#### PROBLEM TO WORK ON
Could you repeat the records below exactly, leaving out any pictures?

━━━━━━━━━━━━━━━━━━━━━━━━━━━━━━

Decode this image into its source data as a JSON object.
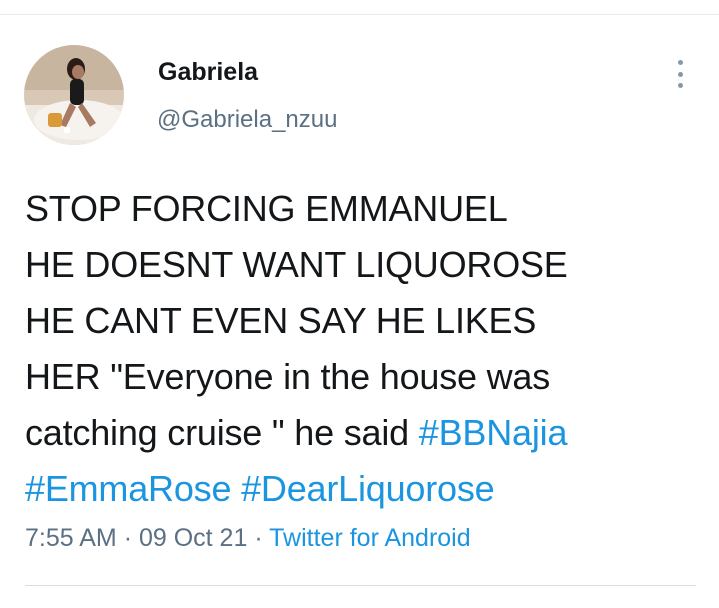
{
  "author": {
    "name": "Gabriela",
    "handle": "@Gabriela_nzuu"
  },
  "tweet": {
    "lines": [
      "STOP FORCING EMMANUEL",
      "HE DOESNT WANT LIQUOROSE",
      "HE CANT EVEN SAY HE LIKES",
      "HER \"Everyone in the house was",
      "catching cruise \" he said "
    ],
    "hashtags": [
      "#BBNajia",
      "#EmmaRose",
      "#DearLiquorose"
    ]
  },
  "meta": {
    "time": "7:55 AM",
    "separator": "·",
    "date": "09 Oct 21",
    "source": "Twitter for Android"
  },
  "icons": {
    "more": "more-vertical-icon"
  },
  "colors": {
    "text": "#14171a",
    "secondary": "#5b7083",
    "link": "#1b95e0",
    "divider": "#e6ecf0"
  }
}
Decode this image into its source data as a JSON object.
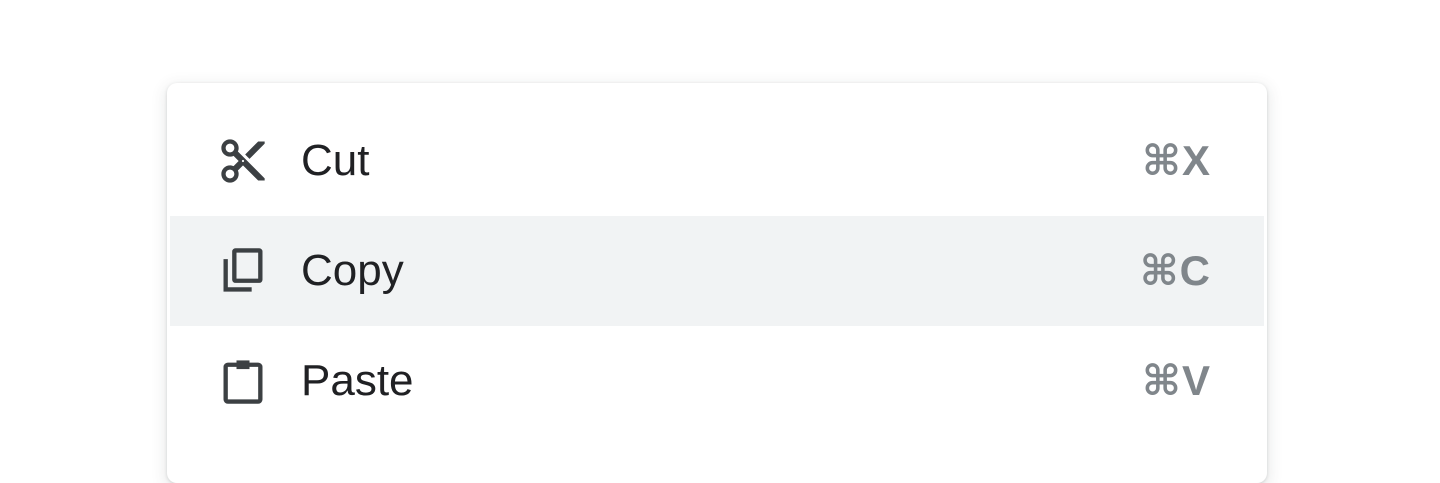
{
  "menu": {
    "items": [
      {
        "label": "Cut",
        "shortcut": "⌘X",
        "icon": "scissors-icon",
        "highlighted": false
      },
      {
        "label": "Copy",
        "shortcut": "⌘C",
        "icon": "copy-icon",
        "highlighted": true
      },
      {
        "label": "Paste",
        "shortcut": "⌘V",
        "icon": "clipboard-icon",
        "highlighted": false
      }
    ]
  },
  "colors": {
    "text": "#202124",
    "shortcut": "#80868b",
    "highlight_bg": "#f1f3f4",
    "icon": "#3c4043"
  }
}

━━━━━━━━━━━━━━━━━━━━━━━━━━━━━━

#### OUTPUT BELOW
Decode this image into its source data as a JSON object.
{
  "author": {
    "name": "Gabriela",
    "handle": "@Gabriela_nzuu"
  },
  "tweet": {
    "lines": [
      "STOP FORCING EMMANUEL",
      "HE DOESNT WANT LIQUOROSE",
      "HE CANT EVEN SAY HE LIKES",
      "HER \"Everyone in the house was",
      "catching cruise \" he said "
    ],
    "hashtags": [
      "#BBNajia",
      "#EmmaRose",
      "#DearLiquorose"
    ]
  },
  "meta": {
    "time": "7:55 AM",
    "separator": "·",
    "date": "09 Oct 21",
    "source": "Twitter for Android"
  },
  "icons": {
    "more": "more-vertical-icon"
  },
  "colors": {
    "text": "#14171a",
    "secondary": "#5b7083",
    "link": "#1b95e0",
    "divider": "#e6ecf0"
  }
}
Decode this image into its source data as a JSON object.
{
  "menu": {
    "items": [
      {
        "label": "Cut",
        "shortcut": "⌘X",
        "icon": "scissors-icon",
        "highlighted": false
      },
      {
        "label": "Copy",
        "shortcut": "⌘C",
        "icon": "copy-icon",
        "highlighted": true
      },
      {
        "label": "Paste",
        "shortcut": "⌘V",
        "icon": "clipboard-icon",
        "highlighted": false
      }
    ]
  },
  "colors": {
    "text": "#202124",
    "shortcut": "#80868b",
    "highlight_bg": "#f1f3f4",
    "icon": "#3c4043"
  }
}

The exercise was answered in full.